- **SOURCE MATERIAL**
══════════
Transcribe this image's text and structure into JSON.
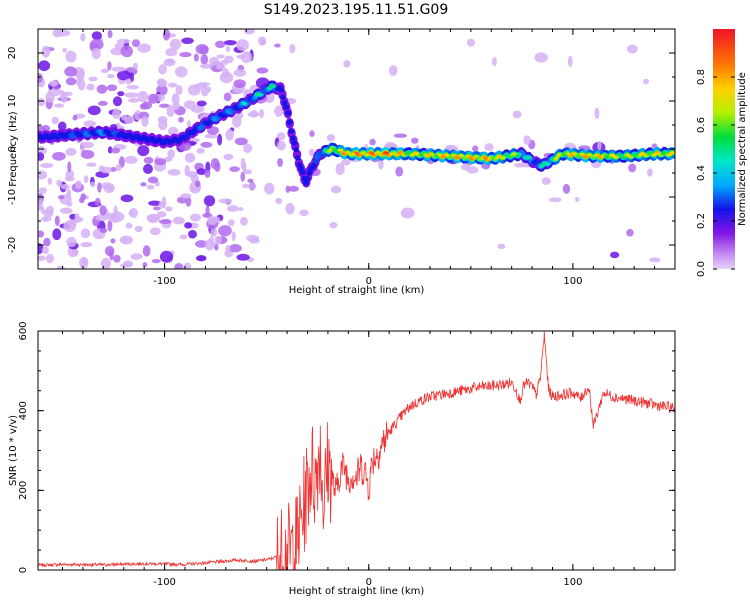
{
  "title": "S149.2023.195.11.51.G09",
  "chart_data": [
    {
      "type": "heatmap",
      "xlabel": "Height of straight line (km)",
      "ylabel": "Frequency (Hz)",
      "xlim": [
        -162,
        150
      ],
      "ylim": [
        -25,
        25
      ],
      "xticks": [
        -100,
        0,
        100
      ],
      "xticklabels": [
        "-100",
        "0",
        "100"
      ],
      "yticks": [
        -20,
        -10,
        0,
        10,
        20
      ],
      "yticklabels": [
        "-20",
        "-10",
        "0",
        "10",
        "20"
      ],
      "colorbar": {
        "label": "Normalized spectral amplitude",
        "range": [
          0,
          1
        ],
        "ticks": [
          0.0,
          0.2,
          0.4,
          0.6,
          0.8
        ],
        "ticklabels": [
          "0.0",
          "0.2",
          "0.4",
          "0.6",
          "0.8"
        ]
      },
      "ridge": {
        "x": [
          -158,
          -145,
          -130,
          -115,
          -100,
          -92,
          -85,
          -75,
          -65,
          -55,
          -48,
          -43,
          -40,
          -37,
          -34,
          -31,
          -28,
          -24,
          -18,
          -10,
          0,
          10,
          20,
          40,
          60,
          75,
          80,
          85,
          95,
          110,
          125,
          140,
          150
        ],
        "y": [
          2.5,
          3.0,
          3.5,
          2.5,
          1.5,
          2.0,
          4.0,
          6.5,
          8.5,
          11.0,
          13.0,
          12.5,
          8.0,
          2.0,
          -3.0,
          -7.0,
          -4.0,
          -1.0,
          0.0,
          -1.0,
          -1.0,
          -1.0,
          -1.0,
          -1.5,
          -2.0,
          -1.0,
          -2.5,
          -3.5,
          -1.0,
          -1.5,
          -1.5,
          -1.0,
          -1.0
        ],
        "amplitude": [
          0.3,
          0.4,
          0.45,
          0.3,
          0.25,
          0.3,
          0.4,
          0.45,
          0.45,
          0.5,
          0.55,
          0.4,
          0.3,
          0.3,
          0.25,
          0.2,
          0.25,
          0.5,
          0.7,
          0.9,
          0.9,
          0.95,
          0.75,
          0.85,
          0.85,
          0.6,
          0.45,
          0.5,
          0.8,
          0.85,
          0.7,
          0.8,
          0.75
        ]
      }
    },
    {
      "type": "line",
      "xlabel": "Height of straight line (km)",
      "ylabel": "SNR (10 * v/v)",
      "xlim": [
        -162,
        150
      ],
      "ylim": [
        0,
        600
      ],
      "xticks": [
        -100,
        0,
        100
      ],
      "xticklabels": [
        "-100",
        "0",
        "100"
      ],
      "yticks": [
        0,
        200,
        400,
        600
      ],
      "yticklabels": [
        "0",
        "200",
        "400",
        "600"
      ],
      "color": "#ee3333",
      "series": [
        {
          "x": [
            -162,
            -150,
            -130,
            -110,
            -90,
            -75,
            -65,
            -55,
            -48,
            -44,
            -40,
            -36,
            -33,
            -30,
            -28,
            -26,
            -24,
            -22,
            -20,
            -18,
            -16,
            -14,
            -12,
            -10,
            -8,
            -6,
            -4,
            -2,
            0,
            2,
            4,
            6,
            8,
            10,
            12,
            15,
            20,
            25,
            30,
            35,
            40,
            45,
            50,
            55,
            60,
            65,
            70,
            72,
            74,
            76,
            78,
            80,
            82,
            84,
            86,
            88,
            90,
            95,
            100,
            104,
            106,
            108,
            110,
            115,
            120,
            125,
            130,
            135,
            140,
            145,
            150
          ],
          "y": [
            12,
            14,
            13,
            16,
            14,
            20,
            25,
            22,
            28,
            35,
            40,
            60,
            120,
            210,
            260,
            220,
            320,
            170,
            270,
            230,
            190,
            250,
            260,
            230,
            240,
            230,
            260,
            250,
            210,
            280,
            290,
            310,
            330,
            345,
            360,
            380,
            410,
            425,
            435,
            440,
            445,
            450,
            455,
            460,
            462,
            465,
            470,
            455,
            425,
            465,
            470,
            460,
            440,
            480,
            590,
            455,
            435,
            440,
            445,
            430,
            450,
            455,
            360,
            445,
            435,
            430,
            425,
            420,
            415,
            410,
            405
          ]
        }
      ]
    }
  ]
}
══════════
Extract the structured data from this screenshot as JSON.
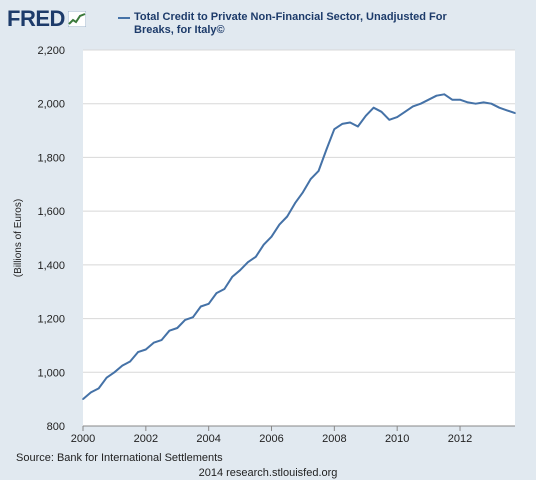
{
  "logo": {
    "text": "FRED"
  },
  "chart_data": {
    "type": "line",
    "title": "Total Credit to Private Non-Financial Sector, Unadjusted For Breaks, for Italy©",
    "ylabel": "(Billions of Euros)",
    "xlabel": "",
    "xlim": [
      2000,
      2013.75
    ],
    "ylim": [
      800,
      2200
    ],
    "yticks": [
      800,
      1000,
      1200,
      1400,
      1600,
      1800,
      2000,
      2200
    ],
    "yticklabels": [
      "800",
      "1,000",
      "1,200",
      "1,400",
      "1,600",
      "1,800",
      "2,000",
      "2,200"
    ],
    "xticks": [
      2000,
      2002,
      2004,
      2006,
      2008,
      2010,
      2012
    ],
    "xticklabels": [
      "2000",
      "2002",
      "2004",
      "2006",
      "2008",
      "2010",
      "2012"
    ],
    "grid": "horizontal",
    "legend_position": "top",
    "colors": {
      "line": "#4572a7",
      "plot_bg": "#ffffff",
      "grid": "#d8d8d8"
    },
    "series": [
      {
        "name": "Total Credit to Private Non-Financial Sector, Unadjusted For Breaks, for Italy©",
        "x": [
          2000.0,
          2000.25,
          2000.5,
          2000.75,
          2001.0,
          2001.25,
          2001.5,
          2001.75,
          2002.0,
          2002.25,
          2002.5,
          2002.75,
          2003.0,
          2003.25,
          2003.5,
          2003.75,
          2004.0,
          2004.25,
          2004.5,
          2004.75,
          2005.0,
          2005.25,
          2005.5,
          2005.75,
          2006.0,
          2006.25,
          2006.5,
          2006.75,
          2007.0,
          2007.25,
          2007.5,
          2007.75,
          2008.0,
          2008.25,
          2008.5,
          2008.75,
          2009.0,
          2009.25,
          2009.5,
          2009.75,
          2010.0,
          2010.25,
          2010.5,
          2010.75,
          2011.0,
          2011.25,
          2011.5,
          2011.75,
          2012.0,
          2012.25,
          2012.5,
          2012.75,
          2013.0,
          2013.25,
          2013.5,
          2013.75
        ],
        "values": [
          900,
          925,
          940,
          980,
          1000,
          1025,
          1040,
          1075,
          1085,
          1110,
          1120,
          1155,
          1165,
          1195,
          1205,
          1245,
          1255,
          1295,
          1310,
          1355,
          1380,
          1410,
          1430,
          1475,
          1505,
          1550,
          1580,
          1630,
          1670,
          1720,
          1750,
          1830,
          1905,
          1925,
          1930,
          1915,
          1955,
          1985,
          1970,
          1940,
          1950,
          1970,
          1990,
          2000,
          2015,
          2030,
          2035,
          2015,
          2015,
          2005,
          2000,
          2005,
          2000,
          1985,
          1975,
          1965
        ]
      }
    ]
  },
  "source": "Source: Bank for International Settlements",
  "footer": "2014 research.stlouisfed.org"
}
══════════
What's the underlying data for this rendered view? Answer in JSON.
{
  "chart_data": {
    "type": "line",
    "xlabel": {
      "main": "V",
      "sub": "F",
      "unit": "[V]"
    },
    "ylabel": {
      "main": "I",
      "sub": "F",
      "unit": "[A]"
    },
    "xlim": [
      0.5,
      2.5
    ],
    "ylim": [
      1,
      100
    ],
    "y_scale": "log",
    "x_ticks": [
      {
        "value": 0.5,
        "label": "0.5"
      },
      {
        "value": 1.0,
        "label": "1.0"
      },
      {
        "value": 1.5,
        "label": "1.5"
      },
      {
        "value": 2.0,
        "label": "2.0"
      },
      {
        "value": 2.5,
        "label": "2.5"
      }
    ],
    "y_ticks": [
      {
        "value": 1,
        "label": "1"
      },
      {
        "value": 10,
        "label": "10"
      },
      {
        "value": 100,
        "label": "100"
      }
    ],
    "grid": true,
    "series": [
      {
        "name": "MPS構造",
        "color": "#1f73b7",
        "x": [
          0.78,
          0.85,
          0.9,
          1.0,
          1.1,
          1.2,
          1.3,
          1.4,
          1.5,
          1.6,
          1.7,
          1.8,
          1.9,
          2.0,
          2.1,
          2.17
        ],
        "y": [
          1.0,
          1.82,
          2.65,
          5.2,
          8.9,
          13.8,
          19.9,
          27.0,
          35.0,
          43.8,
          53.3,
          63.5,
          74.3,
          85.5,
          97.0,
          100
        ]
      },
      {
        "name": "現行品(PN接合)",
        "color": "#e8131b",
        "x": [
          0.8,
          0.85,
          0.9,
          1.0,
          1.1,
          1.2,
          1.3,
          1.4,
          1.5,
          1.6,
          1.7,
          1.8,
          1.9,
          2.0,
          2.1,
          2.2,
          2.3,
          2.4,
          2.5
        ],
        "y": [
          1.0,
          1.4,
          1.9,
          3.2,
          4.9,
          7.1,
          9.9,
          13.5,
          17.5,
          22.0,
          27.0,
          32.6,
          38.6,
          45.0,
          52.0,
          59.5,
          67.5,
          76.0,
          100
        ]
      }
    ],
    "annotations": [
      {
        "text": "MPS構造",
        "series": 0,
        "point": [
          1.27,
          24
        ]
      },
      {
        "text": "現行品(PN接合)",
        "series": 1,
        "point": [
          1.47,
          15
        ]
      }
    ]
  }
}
══════════
- **WHAT THE EXERCISE ASKS**
Determine the number of lines in these entries that contain the word "grid", and write only that number.

- **REPLY**
3